### What to work on
Transcribe every entry word for word, leaving out all images.

### Supplied data
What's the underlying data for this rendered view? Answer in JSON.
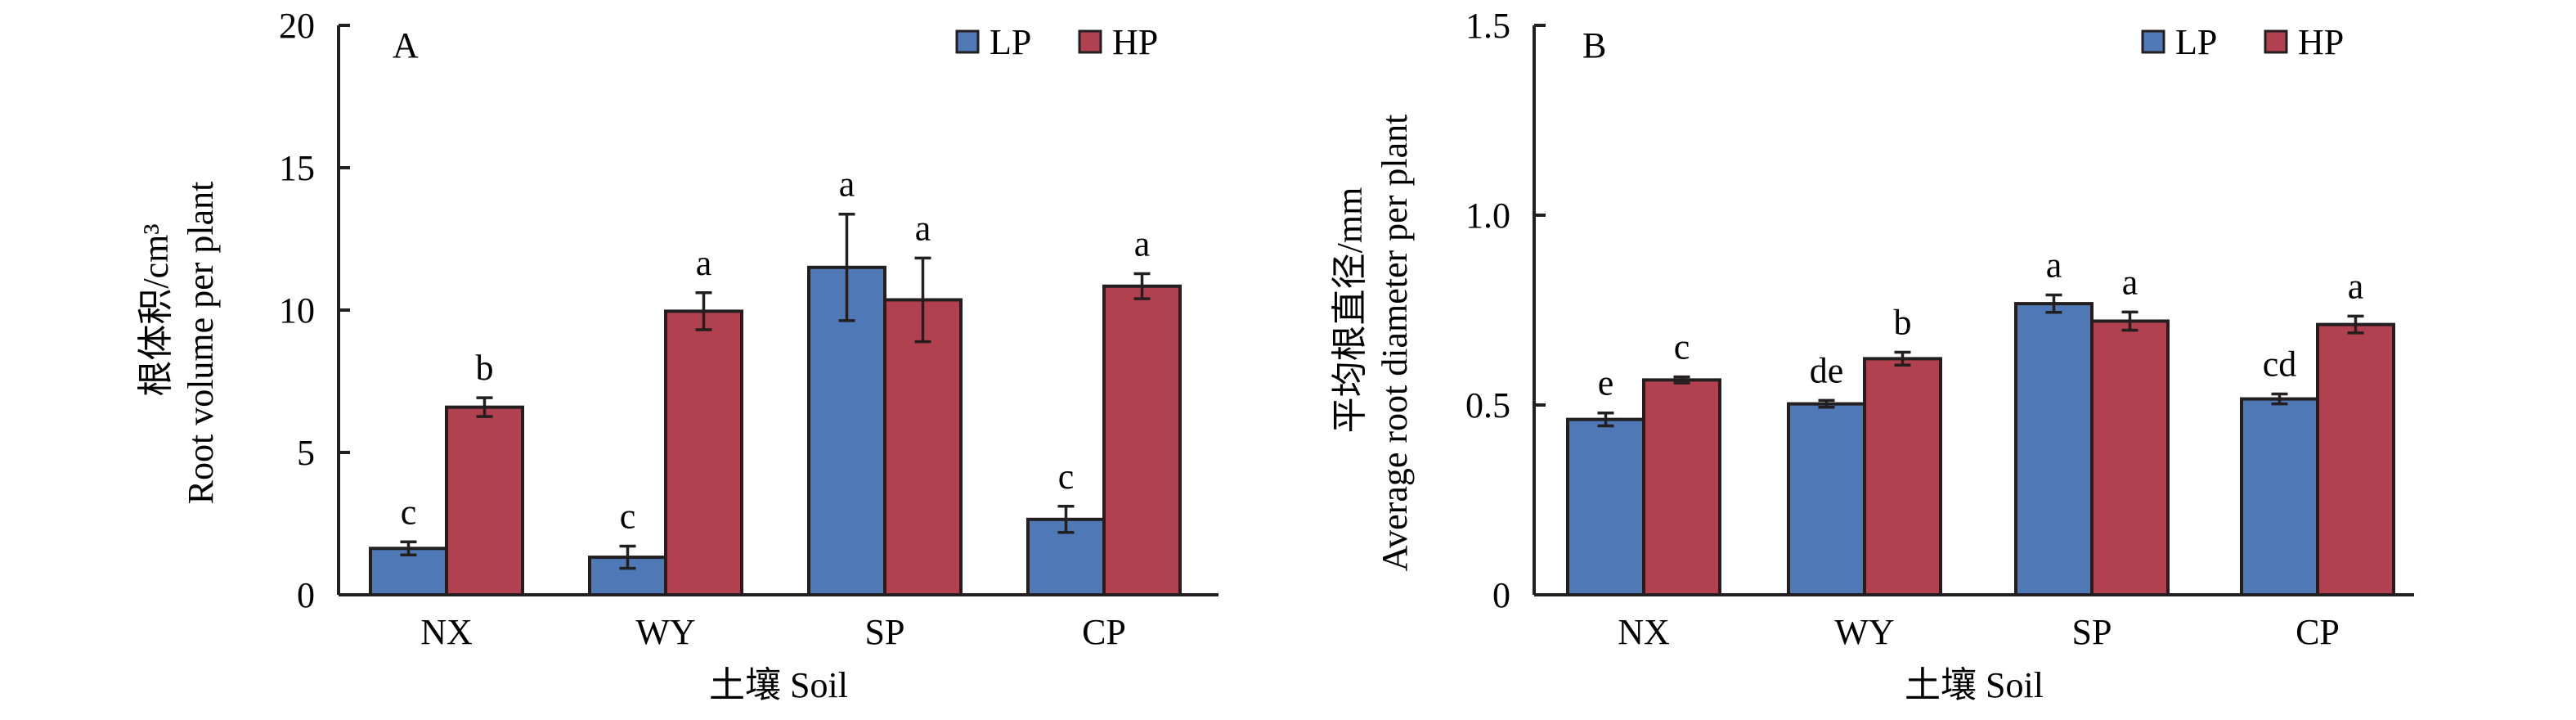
{
  "chart_data": [
    {
      "type": "bar",
      "panel": "A",
      "title": "",
      "categories": [
        "NX",
        "WY",
        "SP",
        "CP"
      ],
      "xlabel": "土壤 Soil",
      "ylabel_cn": "根体积/cm³",
      "ylabel_en": "Root volume per plant",
      "ylim": [
        0,
        20
      ],
      "yticks": [
        0,
        5,
        10,
        15,
        20
      ],
      "ytick_labels": [
        "0",
        "5",
        "10",
        "15",
        "20"
      ],
      "grid": false,
      "legend_position": "top-right",
      "series": [
        {
          "name": "LP",
          "color": "#4f79b6",
          "values": [
            1.63,
            1.32,
            11.5,
            2.65
          ],
          "errors": [
            0.23,
            0.39,
            1.87,
            0.46
          ],
          "letters": [
            "c",
            "c",
            "a",
            "c"
          ]
        },
        {
          "name": "HP",
          "color": "#b24150",
          "values": [
            6.59,
            9.96,
            10.36,
            10.84
          ],
          "errors": [
            0.33,
            0.65,
            1.47,
            0.44
          ],
          "letters": [
            "b",
            "a",
            "a",
            "a"
          ]
        }
      ]
    },
    {
      "type": "bar",
      "panel": "B",
      "title": "",
      "categories": [
        "NX",
        "WY",
        "SP",
        "CP"
      ],
      "xlabel": "土壤 Soil",
      "ylabel_cn": "平均根直径/mm",
      "ylabel_en": "Average root diameter per plant",
      "ylim": [
        0,
        1.5
      ],
      "yticks": [
        0,
        0.5,
        1.0,
        1.5
      ],
      "ytick_labels": [
        "0",
        "0.5",
        "1.0",
        "1.5"
      ],
      "grid": false,
      "legend_position": "top-right",
      "series": [
        {
          "name": "LP",
          "color": "#4f79b6",
          "values": [
            0.462,
            0.503,
            0.767,
            0.516
          ],
          "errors": [
            0.017,
            0.009,
            0.023,
            0.013
          ],
          "letters": [
            "e",
            "de",
            "a",
            "cd"
          ]
        },
        {
          "name": "HP",
          "color": "#b24150",
          "values": [
            0.566,
            0.622,
            0.721,
            0.712
          ],
          "errors": [
            0.008,
            0.017,
            0.024,
            0.022
          ],
          "letters": [
            "c",
            "b",
            "a",
            "a"
          ]
        }
      ]
    }
  ]
}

### Final result
What's the underlying data for this rendered view? Answer in JSON.
{
  "chart_data": [
    {
      "type": "bar",
      "panel": "A",
      "title": "",
      "categories": [
        "NX",
        "WY",
        "SP",
        "CP"
      ],
      "xlabel": "土壤 Soil",
      "ylabel_cn": "根体积/cm³",
      "ylabel_en": "Root volume per plant",
      "ylim": [
        0,
        20
      ],
      "yticks": [
        0,
        5,
        10,
        15,
        20
      ],
      "ytick_labels": [
        "0",
        "5",
        "10",
        "15",
        "20"
      ],
      "grid": false,
      "legend_position": "top-right",
      "series": [
        {
          "name": "LP",
          "color": "#4f79b6",
          "values": [
            1.63,
            1.32,
            11.5,
            2.65
          ],
          "errors": [
            0.23,
            0.39,
            1.87,
            0.46
          ],
          "letters": [
            "c",
            "c",
            "a",
            "c"
          ]
        },
        {
          "name": "HP",
          "color": "#b24150",
          "values": [
            6.59,
            9.96,
            10.36,
            10.84
          ],
          "errors": [
            0.33,
            0.65,
            1.47,
            0.44
          ],
          "letters": [
            "b",
            "a",
            "a",
            "a"
          ]
        }
      ]
    },
    {
      "type": "bar",
      "panel": "B",
      "title": "",
      "categories": [
        "NX",
        "WY",
        "SP",
        "CP"
      ],
      "xlabel": "土壤 Soil",
      "ylabel_cn": "平均根直径/mm",
      "ylabel_en": "Average root diameter per plant",
      "ylim": [
        0,
        1.5
      ],
      "yticks": [
        0,
        0.5,
        1.0,
        1.5
      ],
      "ytick_labels": [
        "0",
        "0.5",
        "1.0",
        "1.5"
      ],
      "grid": false,
      "legend_position": "top-right",
      "series": [
        {
          "name": "LP",
          "color": "#4f79b6",
          "values": [
            0.462,
            0.503,
            0.767,
            0.516
          ],
          "errors": [
            0.017,
            0.009,
            0.023,
            0.013
          ],
          "letters": [
            "e",
            "de",
            "a",
            "cd"
          ]
        },
        {
          "name": "HP",
          "color": "#b24150",
          "values": [
            0.566,
            0.622,
            0.721,
            0.712
          ],
          "errors": [
            0.008,
            0.017,
            0.024,
            0.022
          ],
          "letters": [
            "c",
            "b",
            "a",
            "a"
          ]
        }
      ]
    }
  ]
}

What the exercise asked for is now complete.